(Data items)
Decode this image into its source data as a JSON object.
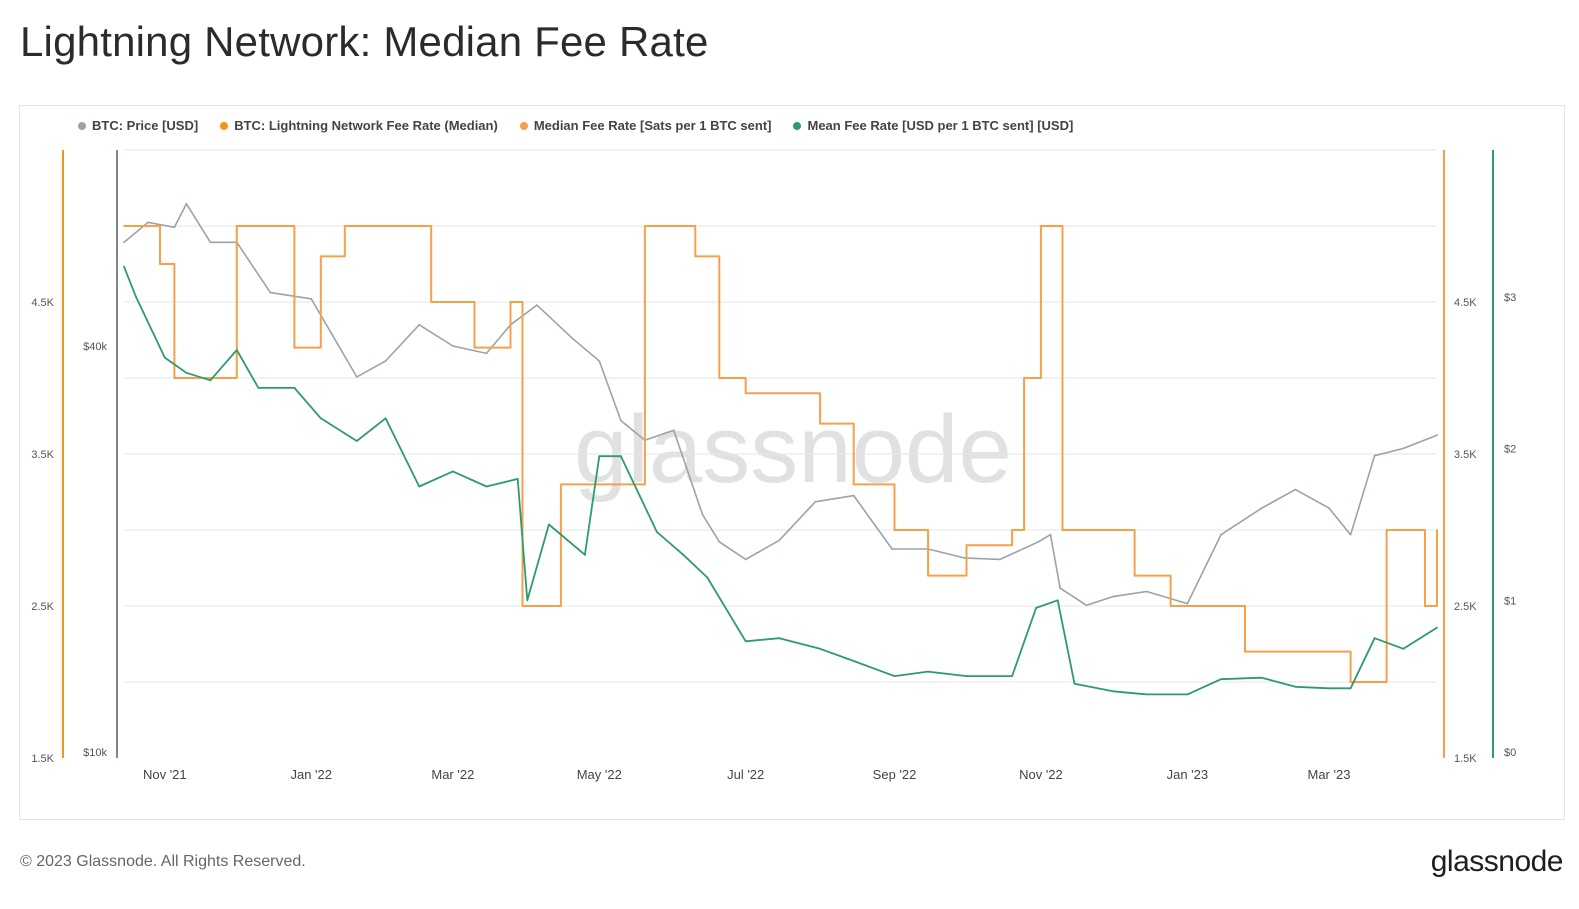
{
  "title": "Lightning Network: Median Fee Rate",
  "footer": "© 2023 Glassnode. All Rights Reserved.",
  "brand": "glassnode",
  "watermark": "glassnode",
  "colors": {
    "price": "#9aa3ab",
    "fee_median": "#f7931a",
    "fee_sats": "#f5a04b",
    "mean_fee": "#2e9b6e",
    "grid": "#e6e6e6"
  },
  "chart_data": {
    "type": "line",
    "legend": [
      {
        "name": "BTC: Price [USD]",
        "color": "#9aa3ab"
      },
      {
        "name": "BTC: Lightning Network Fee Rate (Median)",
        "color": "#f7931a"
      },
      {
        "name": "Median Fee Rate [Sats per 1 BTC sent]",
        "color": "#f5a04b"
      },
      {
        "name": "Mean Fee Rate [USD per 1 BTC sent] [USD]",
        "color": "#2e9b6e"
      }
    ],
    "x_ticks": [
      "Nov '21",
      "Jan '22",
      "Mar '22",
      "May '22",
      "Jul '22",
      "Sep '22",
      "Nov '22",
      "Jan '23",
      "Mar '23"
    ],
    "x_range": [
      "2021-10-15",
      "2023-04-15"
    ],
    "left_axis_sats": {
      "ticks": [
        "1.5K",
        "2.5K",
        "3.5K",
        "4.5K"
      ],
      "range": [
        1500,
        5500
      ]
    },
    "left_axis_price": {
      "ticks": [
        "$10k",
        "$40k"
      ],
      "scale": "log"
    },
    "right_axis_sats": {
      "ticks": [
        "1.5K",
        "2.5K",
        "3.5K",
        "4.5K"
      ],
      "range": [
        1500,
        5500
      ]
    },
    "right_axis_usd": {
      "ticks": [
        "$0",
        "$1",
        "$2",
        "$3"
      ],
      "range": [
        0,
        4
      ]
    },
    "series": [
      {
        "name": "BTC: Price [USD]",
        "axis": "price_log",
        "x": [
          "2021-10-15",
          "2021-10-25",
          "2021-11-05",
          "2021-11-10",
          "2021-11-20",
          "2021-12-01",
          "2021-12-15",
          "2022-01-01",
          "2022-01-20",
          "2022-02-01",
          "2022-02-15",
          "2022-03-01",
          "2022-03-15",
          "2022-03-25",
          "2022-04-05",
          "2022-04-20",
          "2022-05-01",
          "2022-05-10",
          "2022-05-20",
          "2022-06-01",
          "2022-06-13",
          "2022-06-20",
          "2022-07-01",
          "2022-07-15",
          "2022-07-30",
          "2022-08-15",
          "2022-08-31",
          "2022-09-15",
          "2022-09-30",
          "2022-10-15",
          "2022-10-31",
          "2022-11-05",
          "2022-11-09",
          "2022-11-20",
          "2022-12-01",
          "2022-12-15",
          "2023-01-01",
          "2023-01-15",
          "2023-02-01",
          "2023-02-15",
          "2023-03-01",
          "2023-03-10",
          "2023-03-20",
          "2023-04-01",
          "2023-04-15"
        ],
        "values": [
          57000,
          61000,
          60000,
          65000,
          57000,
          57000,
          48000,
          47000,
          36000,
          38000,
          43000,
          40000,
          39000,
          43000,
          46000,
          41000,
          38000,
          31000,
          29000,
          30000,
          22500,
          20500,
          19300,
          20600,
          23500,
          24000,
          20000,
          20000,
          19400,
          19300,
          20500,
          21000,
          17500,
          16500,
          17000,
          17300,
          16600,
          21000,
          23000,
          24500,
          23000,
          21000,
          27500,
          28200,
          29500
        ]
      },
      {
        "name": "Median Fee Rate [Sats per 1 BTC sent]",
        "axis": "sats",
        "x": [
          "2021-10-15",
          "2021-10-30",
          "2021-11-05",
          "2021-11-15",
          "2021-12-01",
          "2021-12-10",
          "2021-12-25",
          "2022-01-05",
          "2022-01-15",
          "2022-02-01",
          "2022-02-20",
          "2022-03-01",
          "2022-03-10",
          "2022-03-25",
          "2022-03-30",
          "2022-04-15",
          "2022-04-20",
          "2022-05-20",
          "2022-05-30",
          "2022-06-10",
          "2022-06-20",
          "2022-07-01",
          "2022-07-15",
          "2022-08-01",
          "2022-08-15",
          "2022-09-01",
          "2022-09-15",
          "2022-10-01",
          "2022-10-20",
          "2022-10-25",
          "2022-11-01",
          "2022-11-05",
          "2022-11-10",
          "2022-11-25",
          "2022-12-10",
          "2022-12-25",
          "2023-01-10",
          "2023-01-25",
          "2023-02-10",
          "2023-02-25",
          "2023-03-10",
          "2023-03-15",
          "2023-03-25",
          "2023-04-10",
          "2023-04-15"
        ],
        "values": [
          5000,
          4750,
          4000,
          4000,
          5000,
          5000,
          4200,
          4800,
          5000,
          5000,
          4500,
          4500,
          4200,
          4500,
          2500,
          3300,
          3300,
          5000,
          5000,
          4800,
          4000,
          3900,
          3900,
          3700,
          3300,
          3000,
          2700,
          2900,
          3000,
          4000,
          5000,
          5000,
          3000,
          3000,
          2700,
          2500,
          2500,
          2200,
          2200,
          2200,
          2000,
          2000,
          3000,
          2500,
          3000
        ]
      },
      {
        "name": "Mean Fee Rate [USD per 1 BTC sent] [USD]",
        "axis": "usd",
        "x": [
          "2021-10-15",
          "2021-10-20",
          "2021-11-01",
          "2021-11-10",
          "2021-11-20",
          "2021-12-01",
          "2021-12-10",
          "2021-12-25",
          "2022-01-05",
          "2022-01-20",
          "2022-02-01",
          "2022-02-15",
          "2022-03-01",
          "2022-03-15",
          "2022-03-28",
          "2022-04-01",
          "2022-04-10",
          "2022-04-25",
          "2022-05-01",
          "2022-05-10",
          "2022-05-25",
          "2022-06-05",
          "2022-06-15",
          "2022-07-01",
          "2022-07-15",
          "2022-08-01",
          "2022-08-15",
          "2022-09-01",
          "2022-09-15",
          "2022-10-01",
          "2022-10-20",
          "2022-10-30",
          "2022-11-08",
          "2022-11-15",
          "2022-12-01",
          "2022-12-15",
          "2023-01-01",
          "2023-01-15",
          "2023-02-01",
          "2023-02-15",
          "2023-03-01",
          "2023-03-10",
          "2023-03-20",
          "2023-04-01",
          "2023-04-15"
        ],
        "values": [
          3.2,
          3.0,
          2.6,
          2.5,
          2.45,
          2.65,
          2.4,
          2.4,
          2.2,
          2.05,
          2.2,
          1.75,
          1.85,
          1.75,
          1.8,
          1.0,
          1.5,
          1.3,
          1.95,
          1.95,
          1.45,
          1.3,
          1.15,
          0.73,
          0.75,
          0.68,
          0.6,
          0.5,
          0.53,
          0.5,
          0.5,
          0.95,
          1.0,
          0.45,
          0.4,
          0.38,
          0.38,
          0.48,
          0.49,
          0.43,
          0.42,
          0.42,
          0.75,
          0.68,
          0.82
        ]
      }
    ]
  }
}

◆ INSTRUCTIONS FOR THE TASK
Find each line holding the string "Network" and copy it out.

◆ OUTPUT OF THE EXERCISE
  "title": "Lightning Network: Median Fee Rate",
        "name": "BTC: Lightning Network Fee Rate (Median)",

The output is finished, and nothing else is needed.